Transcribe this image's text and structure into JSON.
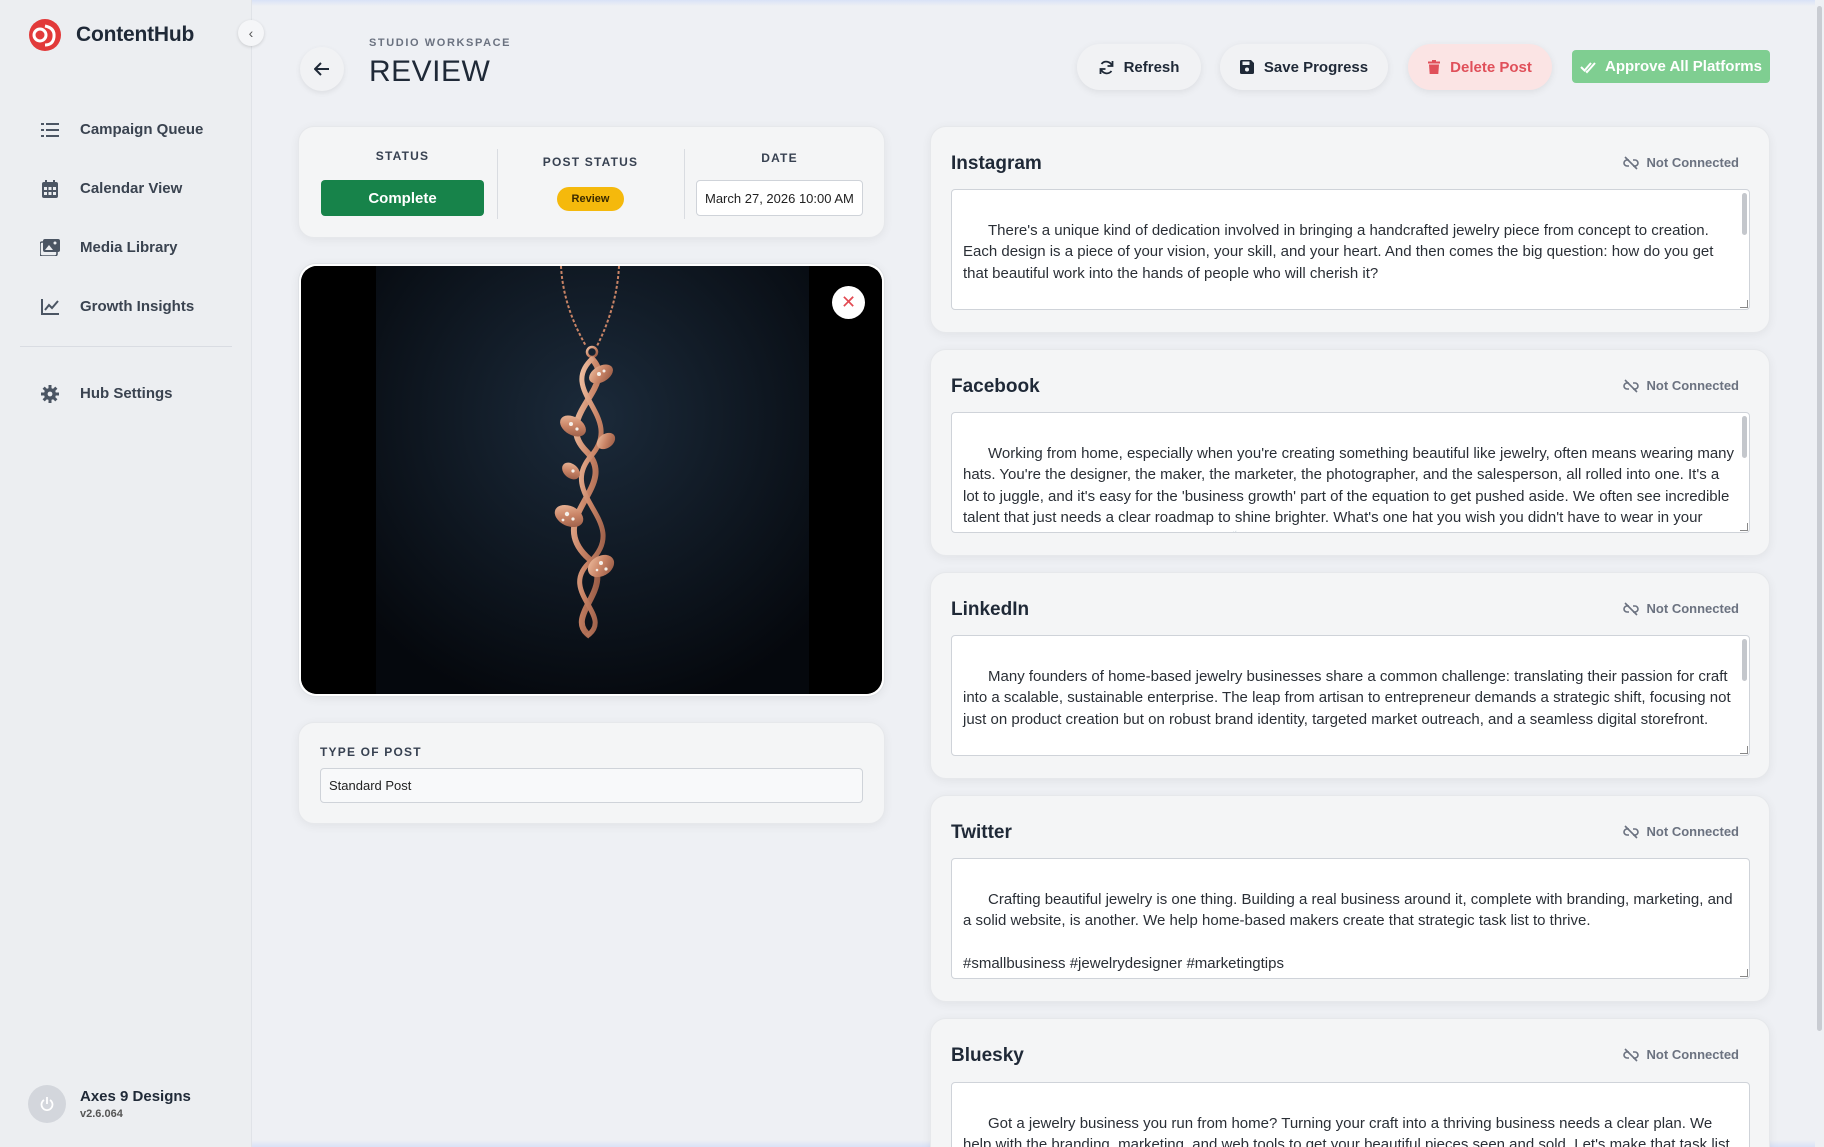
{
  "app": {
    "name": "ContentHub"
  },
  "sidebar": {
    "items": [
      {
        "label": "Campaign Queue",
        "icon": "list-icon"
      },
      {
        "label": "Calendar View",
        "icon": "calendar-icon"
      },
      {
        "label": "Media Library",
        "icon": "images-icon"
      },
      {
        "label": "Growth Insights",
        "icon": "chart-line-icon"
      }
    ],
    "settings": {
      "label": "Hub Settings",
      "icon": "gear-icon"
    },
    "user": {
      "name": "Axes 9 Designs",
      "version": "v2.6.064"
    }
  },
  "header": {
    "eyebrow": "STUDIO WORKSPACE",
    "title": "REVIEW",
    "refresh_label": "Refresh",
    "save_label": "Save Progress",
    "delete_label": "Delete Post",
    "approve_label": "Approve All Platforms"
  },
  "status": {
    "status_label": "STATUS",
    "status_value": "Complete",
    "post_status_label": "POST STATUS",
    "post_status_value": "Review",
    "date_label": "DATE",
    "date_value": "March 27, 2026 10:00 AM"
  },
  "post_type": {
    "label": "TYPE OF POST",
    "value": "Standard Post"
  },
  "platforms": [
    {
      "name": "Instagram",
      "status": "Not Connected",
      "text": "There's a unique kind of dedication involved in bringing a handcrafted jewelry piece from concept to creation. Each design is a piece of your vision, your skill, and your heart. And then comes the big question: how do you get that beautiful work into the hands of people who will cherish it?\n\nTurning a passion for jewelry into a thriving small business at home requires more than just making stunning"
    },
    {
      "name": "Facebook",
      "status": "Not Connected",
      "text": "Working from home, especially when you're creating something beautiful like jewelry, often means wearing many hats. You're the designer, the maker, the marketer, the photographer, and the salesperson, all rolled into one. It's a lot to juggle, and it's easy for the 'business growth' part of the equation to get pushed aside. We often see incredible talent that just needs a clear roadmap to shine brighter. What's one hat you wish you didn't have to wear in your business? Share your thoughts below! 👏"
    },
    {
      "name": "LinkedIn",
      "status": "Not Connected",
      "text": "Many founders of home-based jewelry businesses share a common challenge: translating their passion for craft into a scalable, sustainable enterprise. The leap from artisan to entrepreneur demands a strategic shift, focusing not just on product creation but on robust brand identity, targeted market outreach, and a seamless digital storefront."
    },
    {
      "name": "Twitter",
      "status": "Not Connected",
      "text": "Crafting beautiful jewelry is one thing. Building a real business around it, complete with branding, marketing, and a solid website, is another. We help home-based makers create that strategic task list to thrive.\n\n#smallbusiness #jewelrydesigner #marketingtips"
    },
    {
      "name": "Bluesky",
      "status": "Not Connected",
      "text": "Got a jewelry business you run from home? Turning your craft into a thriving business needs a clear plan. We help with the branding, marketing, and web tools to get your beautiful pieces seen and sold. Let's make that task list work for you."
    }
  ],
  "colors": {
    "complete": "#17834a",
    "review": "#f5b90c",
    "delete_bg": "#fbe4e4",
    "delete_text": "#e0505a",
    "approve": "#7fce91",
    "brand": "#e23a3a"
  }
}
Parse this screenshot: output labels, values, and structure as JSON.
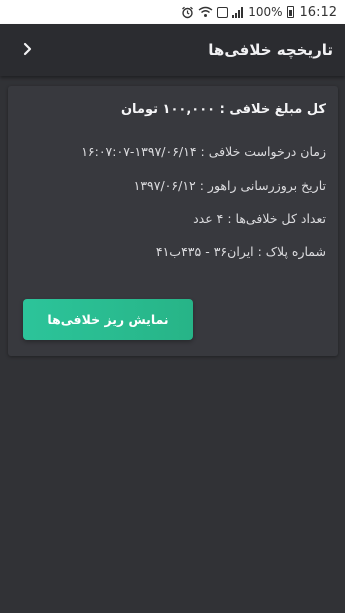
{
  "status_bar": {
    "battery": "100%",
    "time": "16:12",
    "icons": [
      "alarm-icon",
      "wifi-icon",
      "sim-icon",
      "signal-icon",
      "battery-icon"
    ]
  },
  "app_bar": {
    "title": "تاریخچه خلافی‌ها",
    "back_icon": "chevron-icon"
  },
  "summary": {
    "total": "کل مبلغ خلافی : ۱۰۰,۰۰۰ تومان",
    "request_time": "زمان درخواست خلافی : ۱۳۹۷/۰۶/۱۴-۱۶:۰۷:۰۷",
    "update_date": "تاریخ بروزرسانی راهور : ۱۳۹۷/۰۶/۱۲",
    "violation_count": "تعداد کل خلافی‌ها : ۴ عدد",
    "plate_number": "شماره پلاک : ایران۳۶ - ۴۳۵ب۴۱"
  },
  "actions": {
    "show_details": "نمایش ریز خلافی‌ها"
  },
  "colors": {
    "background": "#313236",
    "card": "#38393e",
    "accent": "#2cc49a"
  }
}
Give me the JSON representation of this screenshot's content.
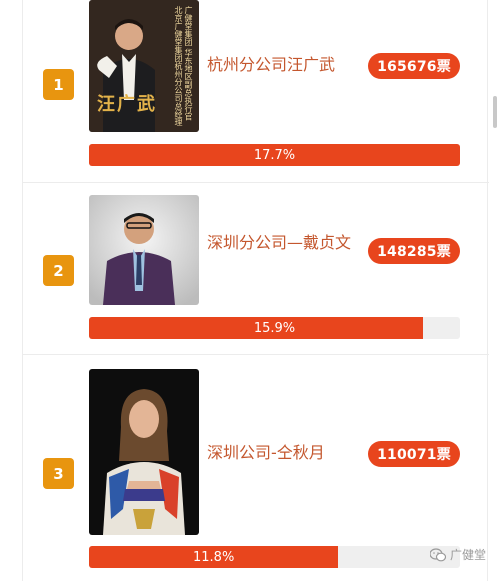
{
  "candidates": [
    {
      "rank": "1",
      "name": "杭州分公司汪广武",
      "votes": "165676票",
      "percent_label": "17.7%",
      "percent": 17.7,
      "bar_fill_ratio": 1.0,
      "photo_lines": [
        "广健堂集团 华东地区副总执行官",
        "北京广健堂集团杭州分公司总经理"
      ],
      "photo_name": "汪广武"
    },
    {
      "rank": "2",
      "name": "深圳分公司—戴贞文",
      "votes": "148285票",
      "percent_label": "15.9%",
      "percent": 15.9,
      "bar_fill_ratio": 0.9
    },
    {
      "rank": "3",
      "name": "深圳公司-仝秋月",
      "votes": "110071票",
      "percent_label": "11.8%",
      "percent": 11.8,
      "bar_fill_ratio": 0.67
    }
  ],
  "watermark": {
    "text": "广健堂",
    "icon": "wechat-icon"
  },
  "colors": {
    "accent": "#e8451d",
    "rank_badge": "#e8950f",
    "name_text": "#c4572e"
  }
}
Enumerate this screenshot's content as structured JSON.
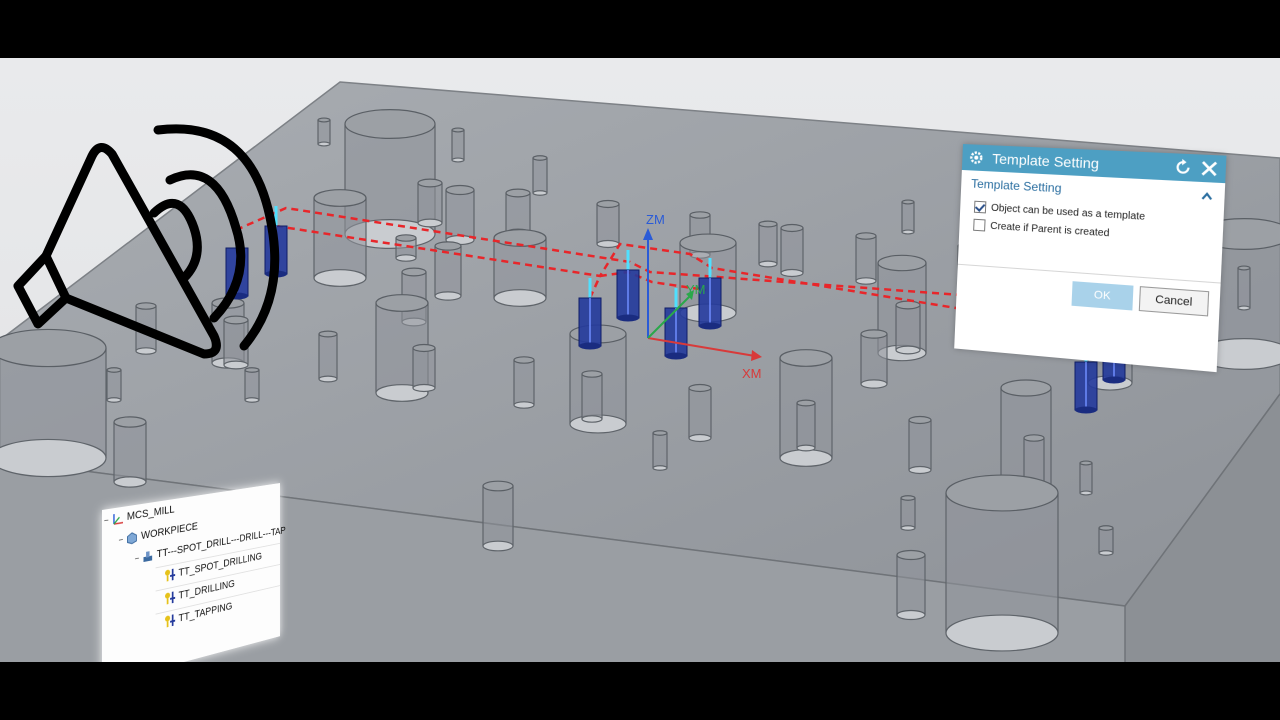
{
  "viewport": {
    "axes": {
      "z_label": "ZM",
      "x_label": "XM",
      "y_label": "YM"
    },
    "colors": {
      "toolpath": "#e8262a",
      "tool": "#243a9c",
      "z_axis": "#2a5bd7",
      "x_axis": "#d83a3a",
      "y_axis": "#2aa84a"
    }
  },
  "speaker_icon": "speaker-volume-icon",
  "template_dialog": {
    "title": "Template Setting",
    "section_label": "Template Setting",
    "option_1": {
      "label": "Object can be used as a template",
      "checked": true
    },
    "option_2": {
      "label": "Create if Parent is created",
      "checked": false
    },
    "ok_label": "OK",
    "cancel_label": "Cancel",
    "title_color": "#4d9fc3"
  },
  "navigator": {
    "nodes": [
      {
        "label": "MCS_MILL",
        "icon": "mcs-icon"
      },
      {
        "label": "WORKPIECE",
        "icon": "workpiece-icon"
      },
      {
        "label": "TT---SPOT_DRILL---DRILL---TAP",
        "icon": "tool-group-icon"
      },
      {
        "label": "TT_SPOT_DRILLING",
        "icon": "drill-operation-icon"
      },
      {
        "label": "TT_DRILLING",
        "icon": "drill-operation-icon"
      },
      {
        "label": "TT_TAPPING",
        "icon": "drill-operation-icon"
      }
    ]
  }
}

DO THIS ▸
Pictures stay out; reproduce every line of the records exactly.

RESPONSE TO THE TASK ▸
Transcribe this image's text and structure into JSON.
{
  "app": {
    "name": "ContentHub"
  },
  "sidebar": {
    "items": [
      {
        "label": "Campaign Queue",
        "icon": "list-icon"
      },
      {
        "label": "Calendar View",
        "icon": "calendar-icon"
      },
      {
        "label": "Media Library",
        "icon": "images-icon"
      },
      {
        "label": "Growth Insights",
        "icon": "chart-line-icon"
      }
    ],
    "settings": {
      "label": "Hub Settings",
      "icon": "gear-icon"
    },
    "user": {
      "name": "Axes 9 Designs",
      "version": "v2.6.064"
    }
  },
  "header": {
    "eyebrow": "STUDIO WORKSPACE",
    "title": "REVIEW",
    "refresh_label": "Refresh",
    "save_label": "Save Progress",
    "delete_label": "Delete Post",
    "approve_label": "Approve All Platforms"
  },
  "status": {
    "status_label": "STATUS",
    "status_value": "Complete",
    "post_status_label": "POST STATUS",
    "post_status_value": "Review",
    "date_label": "DATE",
    "date_value": "March 27, 2026 10:00 AM"
  },
  "post_type": {
    "label": "TYPE OF POST",
    "value": "Standard Post"
  },
  "platforms": [
    {
      "name": "Instagram",
      "status": "Not Connected",
      "text": "There's a unique kind of dedication involved in bringing a handcrafted jewelry piece from concept to creation. Each design is a piece of your vision, your skill, and your heart. And then comes the big question: how do you get that beautiful work into the hands of people who will cherish it?\n\nTurning a passion for jewelry into a thriving small business at home requires more than just making stunning"
    },
    {
      "name": "Facebook",
      "status": "Not Connected",
      "text": "Working from home, especially when you're creating something beautiful like jewelry, often means wearing many hats. You're the designer, the maker, the marketer, the photographer, and the salesperson, all rolled into one. It's a lot to juggle, and it's easy for the 'business growth' part of the equation to get pushed aside. We often see incredible talent that just needs a clear roadmap to shine brighter. What's one hat you wish you didn't have to wear in your business? Share your thoughts below! 👏"
    },
    {
      "name": "LinkedIn",
      "status": "Not Connected",
      "text": "Many founders of home-based jewelry businesses share a common challenge: translating their passion for craft into a scalable, sustainable enterprise. The leap from artisan to entrepreneur demands a strategic shift, focusing not just on product creation but on robust brand identity, targeted market outreach, and a seamless digital storefront."
    },
    {
      "name": "Twitter",
      "status": "Not Connected",
      "text": "Crafting beautiful jewelry is one thing. Building a real business around it, complete with branding, marketing, and a solid website, is another. We help home-based makers create that strategic task list to thrive.\n\n#smallbusiness #jewelrydesigner #marketingtips"
    },
    {
      "name": "Bluesky",
      "status": "Not Connected",
      "text": "Got a jewelry business you run from home? Turning your craft into a thriving business needs a clear plan. We help with the branding, marketing, and web tools to get your beautiful pieces seen and sold. Let's make that task list work for you."
    }
  ],
  "colors": {
    "complete": "#17834a",
    "review": "#f5b90c",
    "delete_bg": "#fbe4e4",
    "delete_text": "#e0505a",
    "approve": "#7fce91",
    "brand": "#e23a3a"
  }
}
Parse this screenshot: output labels, values, and structure as JSON.
{
  "status_bar": {
    "battery": "100%",
    "time": "16:12",
    "icons": [
      "alarm-icon",
      "wifi-icon",
      "sim-icon",
      "signal-icon",
      "battery-icon"
    ]
  },
  "app_bar": {
    "title": "تاریخچه خلافی‌ها",
    "back_icon": "chevron-icon"
  },
  "summary": {
    "total": "کل مبلغ خلافی : ۱۰۰,۰۰۰ تومان",
    "request_time": "زمان درخواست خلافی : ۱۳۹۷/۰۶/۱۴-۱۶:۰۷:۰۷",
    "update_date": "تاریخ بروزرسانی راهور : ۱۳۹۷/۰۶/۱۲",
    "violation_count": "تعداد کل خلافی‌ها : ۴ عدد",
    "plate_number": "شماره پلاک : ایران۳۶ - ۴۳۵ب۴۱"
  },
  "actions": {
    "show_details": "نمایش ریز خلافی‌ها"
  },
  "colors": {
    "background": "#313236",
    "card": "#38393e",
    "accent": "#2cc49a"
  }
}
Give me the JSON representation of this screenshot's content.
{
  "candidates": [
    {
      "rank": "1",
      "name": "杭州分公司汪广武",
      "votes": "165676票",
      "percent_label": "17.7%",
      "percent": 17.7,
      "bar_fill_ratio": 1.0,
      "photo_lines": [
        "广健堂集团 华东地区副总执行官",
        "北京广健堂集团杭州分公司总经理"
      ],
      "photo_name": "汪广武"
    },
    {
      "rank": "2",
      "name": "深圳分公司—戴贞文",
      "votes": "148285票",
      "percent_label": "15.9%",
      "percent": 15.9,
      "bar_fill_ratio": 0.9
    },
    {
      "rank": "3",
      "name": "深圳公司-仝秋月",
      "votes": "110071票",
      "percent_label": "11.8%",
      "percent": 11.8,
      "bar_fill_ratio": 0.67
    }
  ],
  "watermark": {
    "text": "广健堂",
    "icon": "wechat-icon"
  },
  "colors": {
    "accent": "#e8451d",
    "rank_badge": "#e8950f",
    "name_text": "#c4572e"
  }
}
Enumerate this screenshot's content as structured JSON.
{
  "viewport": {
    "axes": {
      "z_label": "ZM",
      "x_label": "XM",
      "y_label": "YM"
    },
    "colors": {
      "toolpath": "#e8262a",
      "tool": "#243a9c",
      "z_axis": "#2a5bd7",
      "x_axis": "#d83a3a",
      "y_axis": "#2aa84a"
    }
  },
  "speaker_icon": "speaker-volume-icon",
  "template_dialog": {
    "title": "Template Setting",
    "section_label": "Template Setting",
    "option_1": {
      "label": "Object can be used as a template",
      "checked": true
    },
    "option_2": {
      "label": "Create if Parent is created",
      "checked": false
    },
    "ok_label": "OK",
    "cancel_label": "Cancel",
    "title_color": "#4d9fc3"
  },
  "navigator": {
    "nodes": [
      {
        "label": "MCS_MILL",
        "icon": "mcs-icon"
      },
      {
        "label": "WORKPIECE",
        "icon": "workpiece-icon"
      },
      {
        "label": "TT---SPOT_DRILL---DRILL---TAP",
        "icon": "tool-group-icon"
      },
      {
        "label": "TT_SPOT_DRILLING",
        "icon": "drill-operation-icon"
      },
      {
        "label": "TT_DRILLING",
        "icon": "drill-operation-icon"
      },
      {
        "label": "TT_TAPPING",
        "icon": "drill-operation-icon"
      }
    ]
  }
}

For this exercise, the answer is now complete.